[Records that describe figures]
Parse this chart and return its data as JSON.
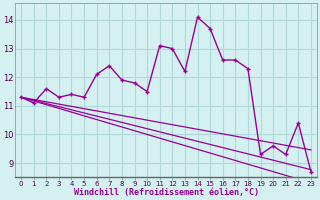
{
  "x": [
    0,
    1,
    2,
    3,
    4,
    5,
    6,
    7,
    8,
    9,
    10,
    11,
    12,
    13,
    14,
    15,
    16,
    17,
    18,
    19,
    20,
    21,
    22,
    23
  ],
  "y_line": [
    11.3,
    11.1,
    11.6,
    11.3,
    11.4,
    11.3,
    12.1,
    12.4,
    11.9,
    11.8,
    11.5,
    13.1,
    13.0,
    12.2,
    14.1,
    13.7,
    12.6,
    12.6,
    12.3,
    9.3,
    9.6,
    9.3,
    10.4,
    8.7
  ],
  "y_trend1": [
    11.3,
    11.22,
    11.14,
    11.06,
    10.98,
    10.9,
    10.82,
    10.74,
    10.66,
    10.58,
    10.5,
    10.42,
    10.34,
    10.26,
    10.18,
    10.1,
    10.02,
    9.94,
    9.86,
    9.78,
    9.7,
    9.62,
    9.54,
    9.46
  ],
  "y_trend2": [
    11.3,
    11.17,
    11.04,
    10.91,
    10.78,
    10.65,
    10.52,
    10.39,
    10.26,
    10.13,
    10.0,
    9.87,
    9.74,
    9.61,
    9.48,
    9.35,
    9.22,
    9.09,
    8.96,
    8.83,
    8.7,
    8.57,
    8.44,
    8.31
  ],
  "y_trend3": [
    11.3,
    11.19,
    11.08,
    10.97,
    10.86,
    10.75,
    10.64,
    10.53,
    10.42,
    10.31,
    10.2,
    10.09,
    9.98,
    9.87,
    9.76,
    9.65,
    9.54,
    9.43,
    9.32,
    9.21,
    9.1,
    8.99,
    8.88,
    8.77
  ],
  "line_color": "#990099",
  "bg_color": "#d4f0f0",
  "grid_color": "#b0d8d8",
  "axis_line_color": "#888888",
  "ylabel_ticks": [
    9,
    10,
    11,
    12,
    13,
    14
  ],
  "xlabel": "Windchill (Refroidissement éolien,°C)",
  "ylim": [
    8.5,
    14.6
  ],
  "xlim": [
    -0.5,
    23.5
  ]
}
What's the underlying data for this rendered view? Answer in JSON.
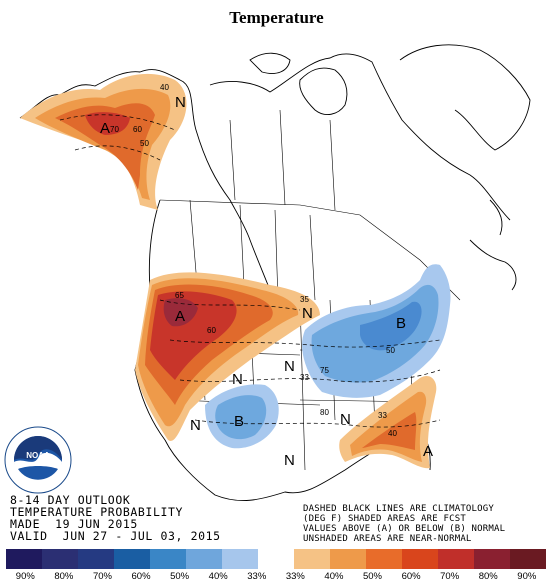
{
  "title": "Temperature",
  "info_lines": [
    "8-14 DAY OUTLOOK",
    "TEMPERATURE PROBABILITY",
    "MADE  19 JUN 2015",
    "VALID  JUN 27 - JUL 03, 2015"
  ],
  "climatology_note": [
    "DASHED BLACK LINES ARE CLIMATOLOGY",
    "(DEG F) SHADED AREAS ARE FCST",
    "VALUES ABOVE (A) OR BELOW (B) NORMAL",
    "UNSHADED AREAS ARE NEAR-NORMAL"
  ],
  "map_labels": {
    "above": "A",
    "below": "B",
    "near_normal": "N"
  },
  "contour_values": [
    "40",
    "50",
    "60",
    "70",
    "80",
    "65",
    "35",
    "75",
    "33"
  ],
  "legend": {
    "colors": [
      "#1f1a5e",
      "#2b2f73",
      "#253a82",
      "#1a5ea3",
      "#3a86c6",
      "#6fa6dc",
      "#a6c6ec",
      "#ffffff",
      "#f5c285",
      "#ee9a4a",
      "#e86c2a",
      "#d9451c",
      "#c02f2a",
      "#8a2030",
      "#6a1a22"
    ],
    "labels": [
      "90%",
      "80%",
      "70%",
      "60%",
      "50%",
      "40%",
      "33%",
      "33%",
      "40%",
      "50%",
      "60%",
      "70%",
      "80%",
      "90%"
    ]
  },
  "colors": {
    "above_light": "#f5c285",
    "above_mid": "#ee9a4a",
    "above_strong": "#e06a2c",
    "above_dark": "#c8352a",
    "above_max": "#8a2a3a",
    "below_light": "#a8c8ee",
    "below_mid": "#6ea8de",
    "below_strong": "#4a8ad0"
  },
  "logo_text": "NOAA"
}
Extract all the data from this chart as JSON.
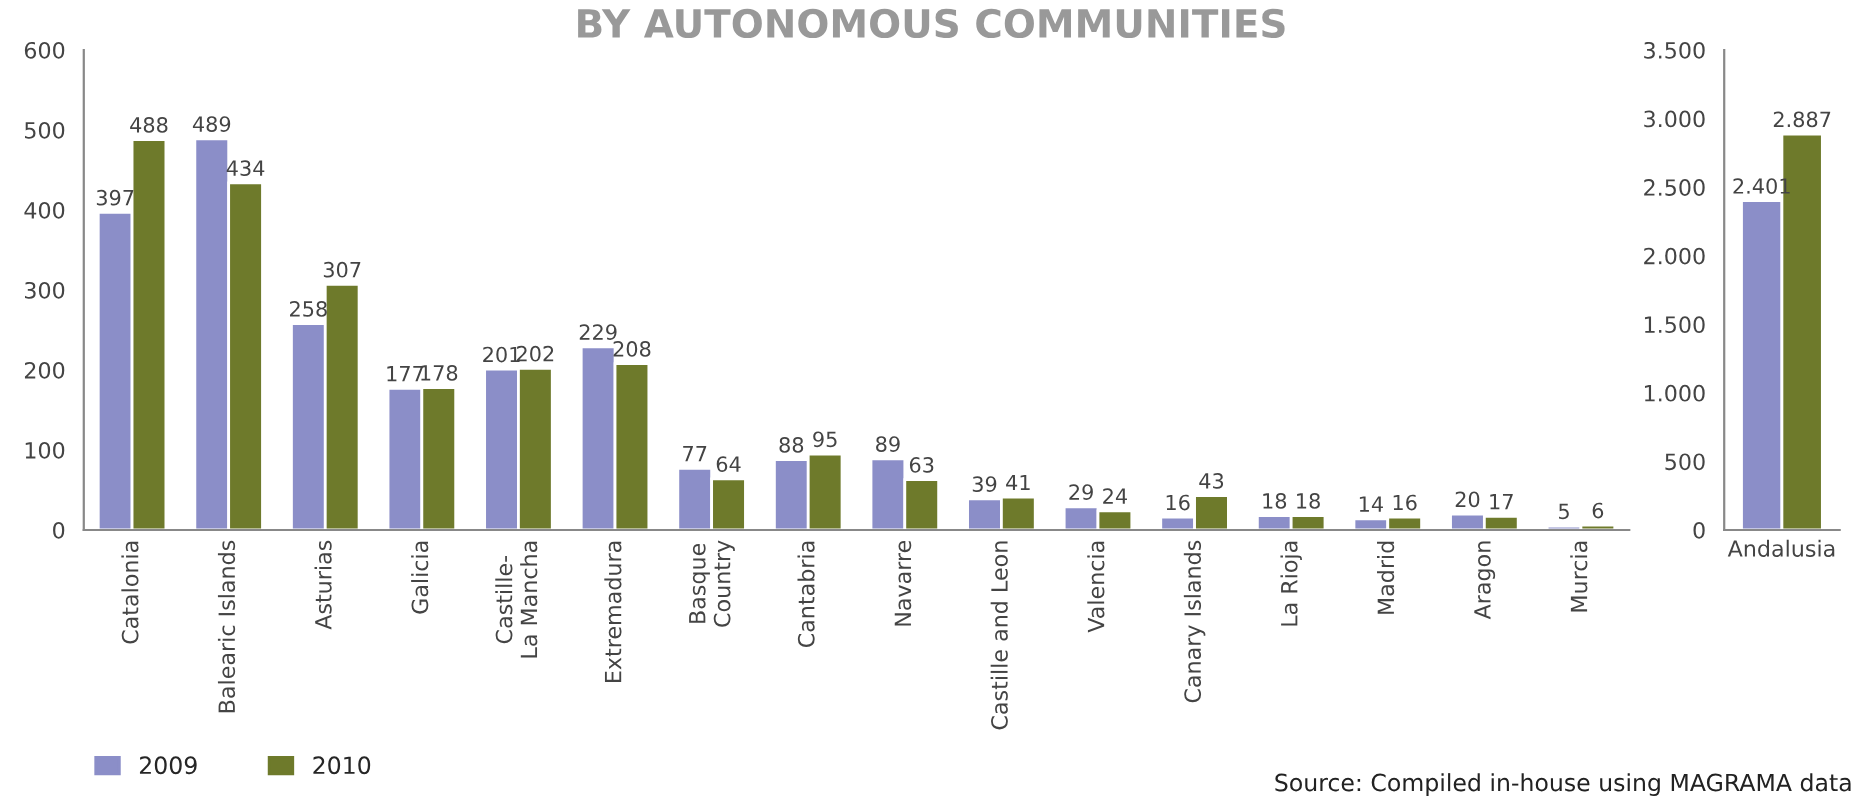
{
  "chart_data": [
    {
      "type": "bar",
      "title": "BY AUTONOMOUS COMMUNITIES",
      "categories": [
        "Catalonia",
        "Balearic Islands",
        "Asturias",
        "Galicia",
        "Castille-\nLa Mancha",
        "Extremadura",
        "Basque\nCountry",
        "Cantabria",
        "Navarre",
        "Castille and Leon",
        "Valencia",
        "Canary Islands",
        "La Rioja",
        "Madrid",
        "Aragon",
        "Murcia"
      ],
      "series": [
        {
          "name": "2009",
          "color": "#8b8ec8",
          "values": [
            397,
            489,
            258,
            177,
            201,
            229,
            77,
            88,
            89,
            39,
            29,
            16,
            18,
            14,
            20,
            5
          ]
        },
        {
          "name": "2010",
          "color": "#6e7a2b",
          "values": [
            488,
            434,
            307,
            178,
            202,
            208,
            64,
            95,
            63,
            41,
            24,
            43,
            18,
            16,
            17,
            6
          ]
        }
      ],
      "ylim": [
        0,
        600
      ],
      "yticks": [
        0,
        100,
        200,
        300,
        400,
        500,
        600
      ],
      "data_labels": true,
      "legend": "bottom left",
      "grid": false,
      "annotations": [
        "Source: Compiled in-house using MAGRAMA data"
      ]
    },
    {
      "type": "bar",
      "categories": [
        "Andalusia"
      ],
      "series": [
        {
          "color": "#8b8ec8",
          "values": [
            2401
          ],
          "value_labels": [
            "2.401"
          ]
        },
        {
          "color": "#6e7a2b",
          "values": [
            2887
          ],
          "value_labels": [
            "2.887"
          ]
        }
      ],
      "ylim": [
        0,
        3500
      ],
      "yticks": [
        0,
        500,
        {
          "value": 1000,
          "label": "1.000"
        },
        {
          "value": 1500,
          "label": "1.500"
        },
        {
          "value": 2000,
          "label": "2.000"
        },
        {
          "value": 2500,
          "label": "2.500"
        },
        {
          "value": 3000,
          "label": "3.000"
        },
        {
          "value": 3500,
          "label": "3.500"
        }
      ],
      "grid": false
    }
  ]
}
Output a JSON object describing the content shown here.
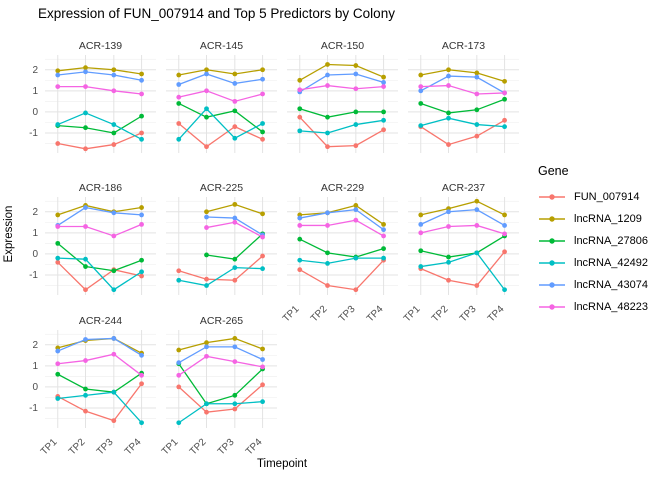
{
  "title": "Expression of FUN_007914 and Top 5 Predictors by Colony",
  "axes": {
    "x_title": "Timepoint",
    "y_title": "Expression",
    "x_tick_labels": [
      "TP1",
      "TP2",
      "TP3",
      "TP4"
    ],
    "y_tick_labels": [
      "2",
      "1",
      "0",
      "-1"
    ]
  },
  "legend": {
    "title": "Gene",
    "entries": [
      "FUN_007914",
      "lncRNA_1209",
      "lncRNA_27806",
      "lncRNA_42492",
      "lncRNA_43074",
      "lncRNA_48223"
    ]
  },
  "chart_data": {
    "type": "line",
    "title": "Expression of FUN_007914 and Top 5 Predictors by Colony",
    "xlabel": "Timepoint",
    "ylabel": "Expression",
    "x": [
      "TP1",
      "TP2",
      "TP3",
      "TP4"
    ],
    "ylim": [
      -1.95,
      2.7
    ],
    "y_breaks": [
      -1,
      0,
      1,
      2
    ],
    "y_minor_breaks": [
      -1.5,
      -0.5,
      0.5,
      1.5,
      2.5
    ],
    "grid": true,
    "legend_position": "right",
    "legend_title": "Gene",
    "series": [
      {
        "name": "FUN_007914",
        "color": "#F8766D"
      },
      {
        "name": "lncRNA_1209",
        "color": "#B79F00"
      },
      {
        "name": "lncRNA_27806",
        "color": "#00BA38"
      },
      {
        "name": "lncRNA_42492",
        "color": "#00BFC4"
      },
      {
        "name": "lncRNA_43074",
        "color": "#619CFF"
      },
      {
        "name": "lncRNA_48223",
        "color": "#F564E3"
      }
    ],
    "facets": [
      {
        "name": "ACR-139",
        "values": {
          "FUN_007914": [
            -1.5,
            -1.75,
            -1.55,
            -1.0
          ],
          "lncRNA_1209": [
            1.95,
            2.1,
            2.0,
            1.8
          ],
          "lncRNA_27806": [
            -0.65,
            -0.75,
            -1.0,
            -0.2
          ],
          "lncRNA_42492": [
            -0.6,
            -0.05,
            -0.6,
            -1.3
          ],
          "lncRNA_43074": [
            1.75,
            1.9,
            1.75,
            1.5
          ],
          "lncRNA_48223": [
            1.2,
            1.2,
            1.0,
            0.85
          ]
        }
      },
      {
        "name": "ACR-145",
        "values": {
          "FUN_007914": [
            -0.55,
            -1.65,
            -0.7,
            -1.3
          ],
          "lncRNA_1209": [
            1.75,
            2.0,
            1.8,
            2.0
          ],
          "lncRNA_27806": [
            0.4,
            -0.25,
            0.05,
            -0.95
          ],
          "lncRNA_42492": [
            -1.3,
            0.15,
            -1.25,
            -0.55
          ],
          "lncRNA_43074": [
            1.3,
            1.8,
            1.35,
            1.55
          ],
          "lncRNA_48223": [
            0.7,
            1.0,
            0.5,
            0.85
          ]
        }
      },
      {
        "name": "ACR-150",
        "values": {
          "FUN_007914": [
            -0.25,
            -1.65,
            -1.6,
            -0.85
          ],
          "lncRNA_1209": [
            1.5,
            2.25,
            2.2,
            1.65
          ],
          "lncRNA_27806": [
            0.15,
            -0.25,
            0.0,
            0.0
          ],
          "lncRNA_42492": [
            -0.9,
            -1.0,
            -0.6,
            -0.4
          ],
          "lncRNA_43074": [
            0.95,
            1.75,
            1.8,
            1.4
          ],
          "lncRNA_48223": [
            1.05,
            1.25,
            1.1,
            1.2
          ]
        }
      },
      {
        "name": "ACR-173",
        "values": {
          "FUN_007914": [
            -0.7,
            -1.55,
            -1.15,
            -0.4
          ],
          "lncRNA_1209": [
            1.75,
            2.0,
            1.85,
            1.45
          ],
          "lncRNA_27806": [
            0.4,
            -0.05,
            0.1,
            0.6
          ],
          "lncRNA_42492": [
            -0.65,
            -0.3,
            -0.6,
            -0.7
          ],
          "lncRNA_43074": [
            1.0,
            1.7,
            1.65,
            0.9
          ],
          "lncRNA_48223": [
            1.2,
            1.25,
            0.85,
            0.9
          ]
        }
      },
      {
        "name": "ACR-186",
        "values": {
          "FUN_007914": [
            -0.4,
            -1.7,
            -0.75,
            -1.05
          ],
          "lncRNA_1209": [
            1.85,
            2.3,
            2.0,
            2.2
          ],
          "lncRNA_27806": [
            0.5,
            -0.6,
            -0.8,
            -0.3
          ],
          "lncRNA_42492": [
            -0.2,
            -0.25,
            -1.7,
            -0.85
          ],
          "lncRNA_43074": [
            1.35,
            2.2,
            1.95,
            1.85
          ],
          "lncRNA_48223": [
            1.3,
            1.3,
            0.85,
            1.4
          ]
        }
      },
      {
        "name": "ACR-225",
        "values": {
          "FUN_007914": [
            -0.8,
            -1.2,
            -1.25,
            -0.1
          ],
          "lncRNA_1209": [
            null,
            2.0,
            2.35,
            1.9
          ],
          "lncRNA_27806": [
            null,
            -0.05,
            -0.25,
            0.95
          ],
          "lncRNA_42492": [
            -1.25,
            -1.5,
            -0.65,
            -0.7
          ],
          "lncRNA_43074": [
            null,
            1.75,
            1.7,
            0.9
          ],
          "lncRNA_48223": [
            null,
            1.25,
            1.5,
            0.8
          ]
        }
      },
      {
        "name": "ACR-229",
        "values": {
          "FUN_007914": [
            -0.75,
            -1.5,
            -1.7,
            -0.3
          ],
          "lncRNA_1209": [
            1.85,
            1.95,
            2.3,
            1.4
          ],
          "lncRNA_27806": [
            0.7,
            0.05,
            -0.15,
            0.25
          ],
          "lncRNA_42492": [
            -0.3,
            -0.45,
            -0.2,
            -0.2
          ],
          "lncRNA_43074": [
            1.7,
            1.95,
            2.1,
            1.15
          ],
          "lncRNA_48223": [
            1.35,
            1.35,
            1.6,
            0.85
          ]
        }
      },
      {
        "name": "ACR-237",
        "values": {
          "FUN_007914": [
            -0.7,
            -1.25,
            -1.5,
            0.1
          ],
          "lncRNA_1209": [
            1.85,
            2.15,
            2.5,
            1.85
          ],
          "lncRNA_27806": [
            0.15,
            -0.15,
            0.05,
            0.85
          ],
          "lncRNA_42492": [
            -0.6,
            -0.4,
            0.05,
            -1.7
          ],
          "lncRNA_43074": [
            1.4,
            2.0,
            2.1,
            1.35
          ],
          "lncRNA_48223": [
            1.0,
            1.3,
            1.35,
            0.95
          ]
        }
      },
      {
        "name": "ACR-244",
        "values": {
          "FUN_007914": [
            -0.45,
            -1.15,
            -1.6,
            0.15
          ],
          "lncRNA_1209": [
            1.85,
            2.2,
            2.3,
            1.6
          ],
          "lncRNA_27806": [
            0.6,
            -0.1,
            -0.25,
            0.65
          ],
          "lncRNA_42492": [
            -0.55,
            -0.4,
            -0.25,
            -1.7
          ],
          "lncRNA_43074": [
            1.7,
            2.25,
            2.3,
            1.5
          ],
          "lncRNA_48223": [
            1.1,
            1.25,
            1.55,
            0.55
          ]
        }
      },
      {
        "name": "ACR-265",
        "values": {
          "FUN_007914": [
            0.0,
            -1.2,
            -1.05,
            0.1
          ],
          "lncRNA_1209": [
            1.75,
            2.1,
            2.3,
            1.8
          ],
          "lncRNA_27806": [
            1.1,
            -0.8,
            -0.4,
            0.85
          ],
          "lncRNA_42492": [
            -1.7,
            -0.8,
            -0.8,
            -0.7
          ],
          "lncRNA_43074": [
            1.15,
            1.9,
            1.9,
            1.3
          ],
          "lncRNA_48223": [
            0.55,
            1.45,
            1.2,
            0.95
          ]
        }
      }
    ]
  }
}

- WHAT YOU NEED TO DO -
Your task is to gather every line with the word "this" and copy it.

- FINAL ANSWER -
Parse this chart and return its data as JSON.
What's the underlying data for this rendered view? Answer in JSON.
Extract all the data from this chart as JSON.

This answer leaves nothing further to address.